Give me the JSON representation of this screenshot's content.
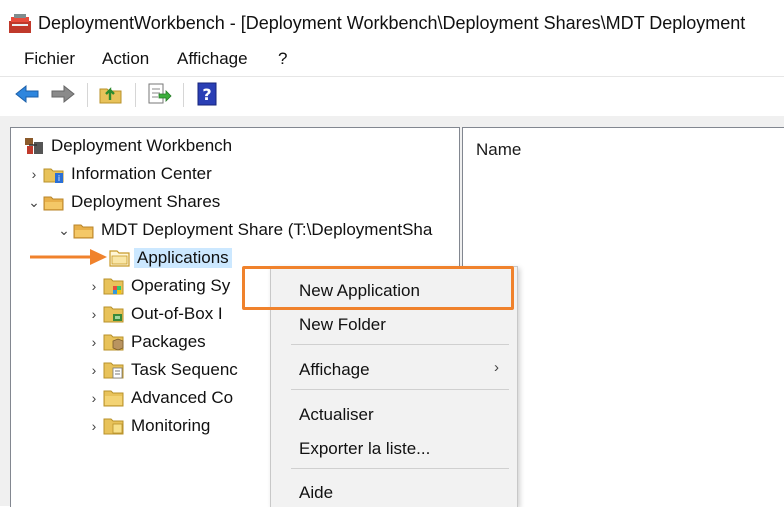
{
  "window": {
    "title": "DeploymentWorkbench - [Deployment Workbench\\Deployment Shares\\MDT Deployment"
  },
  "menubar": {
    "items": [
      "Fichier",
      "Action",
      "Affichage",
      "?"
    ]
  },
  "toolbar": {
    "buttons": [
      "back-arrow-icon",
      "forward-arrow-icon",
      "up-folder-icon",
      "export-list-icon",
      "help-icon"
    ]
  },
  "tree": {
    "root": "Deployment Workbench",
    "info_center": "Information Center",
    "deployment_shares": "Deployment Shares",
    "mdt_share": "MDT Deployment Share (T:\\DeploymentSha",
    "applications": "Applications",
    "operating_systems": "Operating Sy",
    "out_of_box": "Out-of-Box I",
    "packages": "Packages",
    "task_sequences": "Task Sequenc",
    "advanced_config": "Advanced Co",
    "monitoring": "Monitoring"
  },
  "list": {
    "column_name": "Name"
  },
  "context_menu": {
    "new_application": "New Application",
    "new_folder": "New Folder",
    "affichage": "Affichage",
    "actualiser": "Actualiser",
    "exporter": "Exporter la liste...",
    "aide": "Aide"
  },
  "colors": {
    "highlight": "#f0822c",
    "selection": "#cce8ff"
  }
}
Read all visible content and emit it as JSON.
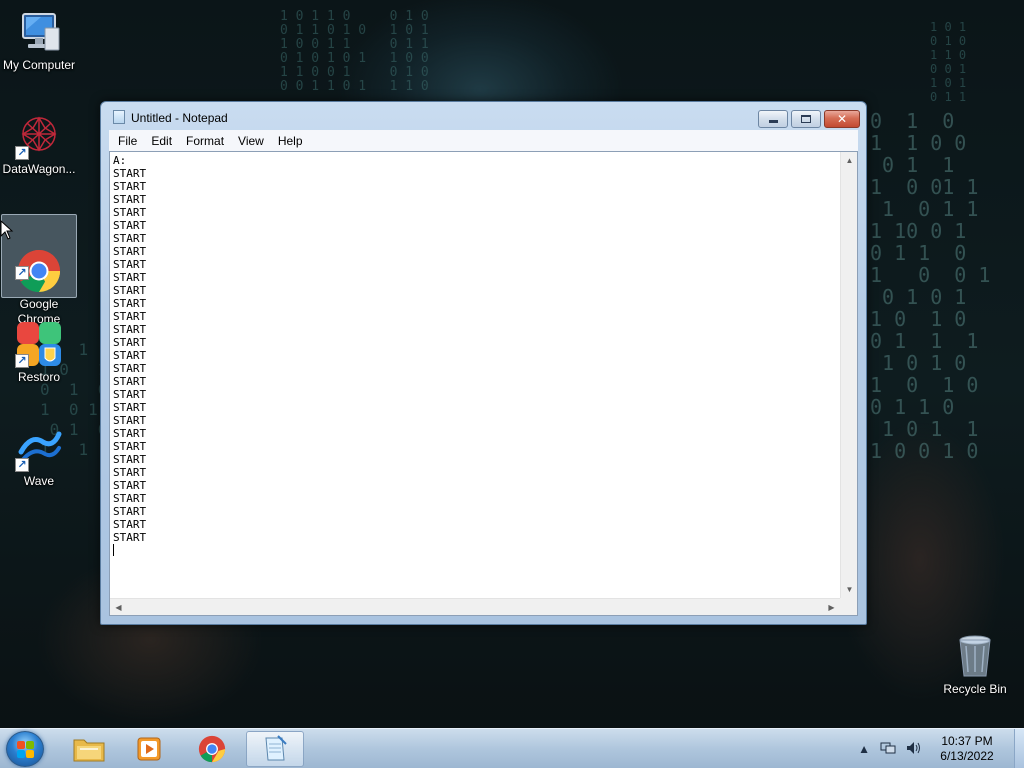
{
  "desktop": {
    "icons": [
      {
        "label": "My Computer"
      },
      {
        "label": "DataWagon..."
      },
      {
        "label": "Google\nChrome"
      },
      {
        "label": "Restoro"
      },
      {
        "label": "Wave"
      },
      {
        "label": "Recycle Bin"
      }
    ]
  },
  "notepad": {
    "title": "Untitled - Notepad",
    "menu": [
      "File",
      "Edit",
      "Format",
      "View",
      "Help"
    ],
    "content_lines": [
      "A:",
      "START",
      "START",
      "START",
      "START",
      "START",
      "START",
      "START",
      "START",
      "START",
      "START",
      "START",
      "START",
      "START",
      "START",
      "START",
      "START",
      "START",
      "START",
      "START",
      "START",
      "START",
      "START",
      "START",
      "START",
      "START",
      "START",
      "START",
      "START",
      "START"
    ]
  },
  "taskbar": {
    "clock_time": "10:37 PM",
    "clock_date": "6/13/2022"
  },
  "colors": {
    "accent": "#1a5fb4",
    "close_button": "#c24a32"
  }
}
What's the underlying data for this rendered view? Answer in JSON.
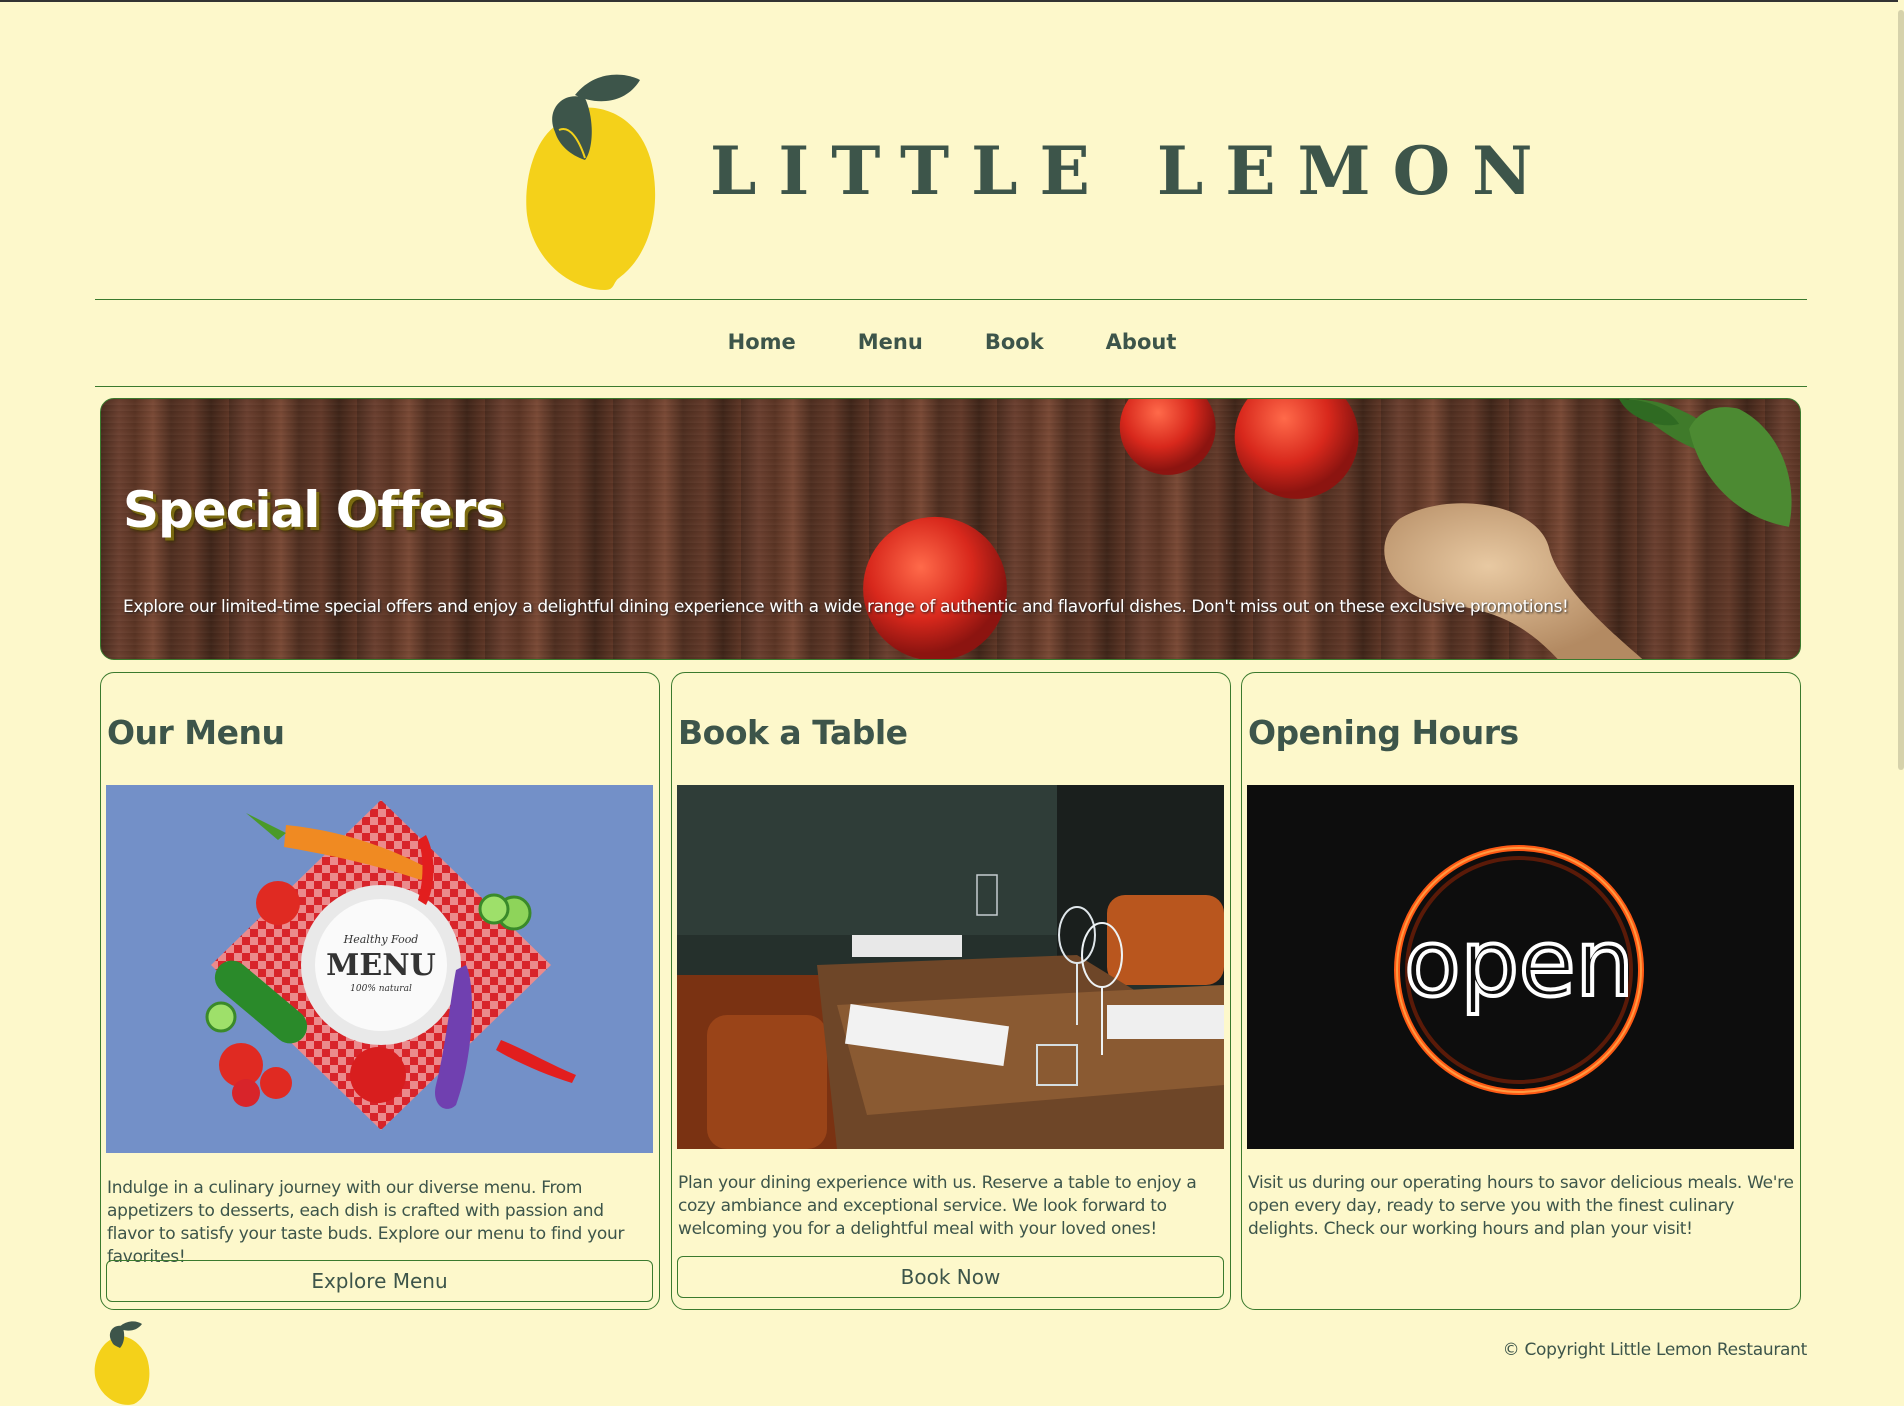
{
  "header": {
    "brand_title": "LITTLE LEMON"
  },
  "nav": {
    "items": [
      {
        "label": "Home"
      },
      {
        "label": "Menu"
      },
      {
        "label": "Book"
      },
      {
        "label": "About"
      }
    ]
  },
  "hero": {
    "title": "Special Offers",
    "text": "Explore our limited-time special offers and enjoy a delightful dining experience with a wide range of authentic and flavorful dishes. Don't miss out on these exclusive promotions!"
  },
  "cards": [
    {
      "title": "Our Menu",
      "image_alt": "menu plate illustration",
      "text": "Indulge in a culinary journey with our diverse menu. From appetizers to desserts, each dish is crafted with passion and flavor to satisfy your taste buds. Explore our menu to find your favorites!",
      "button": "Explore Menu"
    },
    {
      "title": "Book a Table",
      "image_alt": "restaurant tables",
      "text": "Plan your dining experience with us. Reserve a table to enjoy a cozy ambiance and exceptional service. We look forward to welcoming you for a delightful meal with your loved ones!",
      "button": "Book Now"
    },
    {
      "title": "Opening Hours",
      "image_alt": "neon open sign",
      "text": "Visit us during our operating hours to savor delicious meals. We're open every day, ready to serve you with the finest culinary delights. Check our working hours and plan your visit!"
    }
  ],
  "menu_image_text": {
    "line1": "Healthy Food",
    "line2": "MENU",
    "line3": "100% natural"
  },
  "open_sign_text": "open",
  "footer": {
    "copyright": "© Copyright Little Lemon Restaurant"
  },
  "colors": {
    "background": "#fdf8cb",
    "text": "#3d554a",
    "border": "#3b7a2e",
    "lemon": "#f4d11a",
    "leaf": "#3d554a"
  }
}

··········

## [EXERCISE AIM]
Every line above should be returned word for word, with the pictures left behind.

## [COMPLETE OUTPUT]
Give me the JSON representation of this screenshot's content.
{
  "window": {
    "title": "DeploymentWorkbench - [Deployment Workbench\\Deployment Shares\\MDT Deployment"
  },
  "menubar": {
    "items": [
      "Fichier",
      "Action",
      "Affichage",
      "?"
    ]
  },
  "toolbar": {
    "buttons": [
      "back-arrow-icon",
      "forward-arrow-icon",
      "up-folder-icon",
      "export-list-icon",
      "help-icon"
    ]
  },
  "tree": {
    "root": "Deployment Workbench",
    "info_center": "Information Center",
    "deployment_shares": "Deployment Shares",
    "mdt_share": "MDT Deployment Share (T:\\DeploymentSha",
    "applications": "Applications",
    "operating_systems": "Operating Sy",
    "out_of_box": "Out-of-Box I",
    "packages": "Packages",
    "task_sequences": "Task Sequenc",
    "advanced_config": "Advanced Co",
    "monitoring": "Monitoring"
  },
  "list": {
    "column_name": "Name"
  },
  "context_menu": {
    "new_application": "New Application",
    "new_folder": "New Folder",
    "affichage": "Affichage",
    "actualiser": "Actualiser",
    "exporter": "Exporter la liste...",
    "aide": "Aide"
  },
  "colors": {
    "highlight": "#f0822c",
    "selection": "#cce8ff"
  }
}
Read all visible content and emit it as JSON.
{
  "desktop": {
    "icons": [
      {
        "label": "My Computer"
      },
      {
        "label": "DataWagon..."
      },
      {
        "label": "Google\nChrome"
      },
      {
        "label": "Restoro"
      },
      {
        "label": "Wave"
      },
      {
        "label": "Recycle Bin"
      }
    ]
  },
  "notepad": {
    "title": "Untitled - Notepad",
    "menu": [
      "File",
      "Edit",
      "Format",
      "View",
      "Help"
    ],
    "content_lines": [
      "A:",
      "START",
      "START",
      "START",
      "START",
      "START",
      "START",
      "START",
      "START",
      "START",
      "START",
      "START",
      "START",
      "START",
      "START",
      "START",
      "START",
      "START",
      "START",
      "START",
      "START",
      "START",
      "START",
      "START",
      "START",
      "START",
      "START",
      "START",
      "START",
      "START"
    ]
  },
  "taskbar": {
    "clock_time": "10:37 PM",
    "clock_date": "6/13/2022"
  },
  "colors": {
    "accent": "#1a5fb4",
    "close_button": "#c24a32"
  }
}
What's the underlying data for this rendered view? Answer in JSON.
{
  "header": {
    "brand_title": "LITTLE LEMON"
  },
  "nav": {
    "items": [
      {
        "label": "Home"
      },
      {
        "label": "Menu"
      },
      {
        "label": "Book"
      },
      {
        "label": "About"
      }
    ]
  },
  "hero": {
    "title": "Special Offers",
    "text": "Explore our limited-time special offers and enjoy a delightful dining experience with a wide range of authentic and flavorful dishes. Don't miss out on these exclusive promotions!"
  },
  "cards": [
    {
      "title": "Our Menu",
      "image_alt": "menu plate illustration",
      "text": "Indulge in a culinary journey with our diverse menu. From appetizers to desserts, each dish is crafted with passion and flavor to satisfy your taste buds. Explore our menu to find your favorites!",
      "button": "Explore Menu"
    },
    {
      "title": "Book a Table",
      "image_alt": "restaurant tables",
      "text": "Plan your dining experience with us. Reserve a table to enjoy a cozy ambiance and exceptional service. We look forward to welcoming you for a delightful meal with your loved ones!",
      "button": "Book Now"
    },
    {
      "title": "Opening Hours",
      "image_alt": "neon open sign",
      "text": "Visit us during our operating hours to savor delicious meals. We're open every day, ready to serve you with the finest culinary delights. Check our working hours and plan your visit!"
    }
  ],
  "menu_image_text": {
    "line1": "Healthy Food",
    "line2": "MENU",
    "line3": "100% natural"
  },
  "open_sign_text": "open",
  "footer": {
    "copyright": "© Copyright Little Lemon Restaurant"
  },
  "colors": {
    "background": "#fdf8cb",
    "text": "#3d554a",
    "border": "#3b7a2e",
    "lemon": "#f4d11a",
    "leaf": "#3d554a"
  }
}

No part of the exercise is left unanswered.